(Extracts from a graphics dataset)
-- -- --
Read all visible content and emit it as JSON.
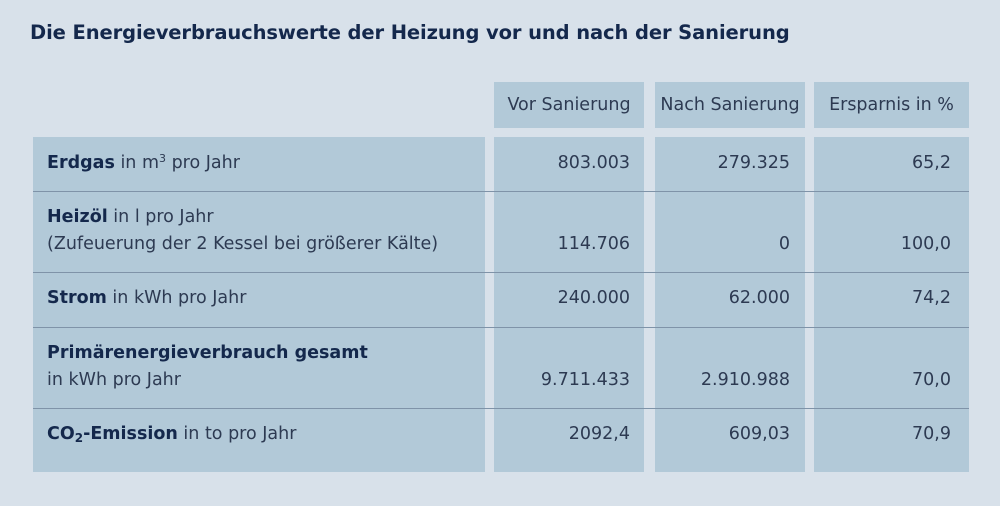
{
  "title": "Die Energieverbrauchswerte der Heizung vor und nach der Sanierung",
  "headers": {
    "before": "Vor Sanierung",
    "after": "Nach Sanierung",
    "savings": "Ersparnis in %"
  },
  "rows": [
    {
      "label_bold": "Erdgas",
      "label_rest": " in m",
      "label_sup": "3",
      "label_tail": " pro Jahr",
      "before": "803.003",
      "after": "279.325",
      "savings": "65,2"
    },
    {
      "label_bold": "Heizöl",
      "label_rest": " in l pro Jahr",
      "label_line2": "(Zufeuerung der 2 Kessel bei größerer Kälte)",
      "before": "114.706",
      "after": "0",
      "savings": "100,0"
    },
    {
      "label_bold": "Strom",
      "label_rest": " in kWh pro Jahr",
      "before": "240.000",
      "after": "62.000",
      "savings": "74,2"
    },
    {
      "label_bold": "Primärenergieverbrauch gesamt",
      "label_line2": "in kWh pro Jahr",
      "before": "9.711.433",
      "after": "2.910.988",
      "savings": "70,0"
    },
    {
      "label_bold_pre": "CO",
      "label_bold_sub": "2",
      "label_bold_post": "-Emission",
      "label_rest": " in to pro Jahr",
      "before": "2092,4",
      "after": "609,03",
      "savings": "70,9"
    }
  ]
}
-- -- --
*Work to do*. Show the lines of the records that contain the word "Sanierung".

*Exercise answer*.
  "title": "Die Energieverbrauchswerte der Heizung vor und nach der Sanierung",
    "before": "Vor Sanierung",
    "after": "Nach Sanierung",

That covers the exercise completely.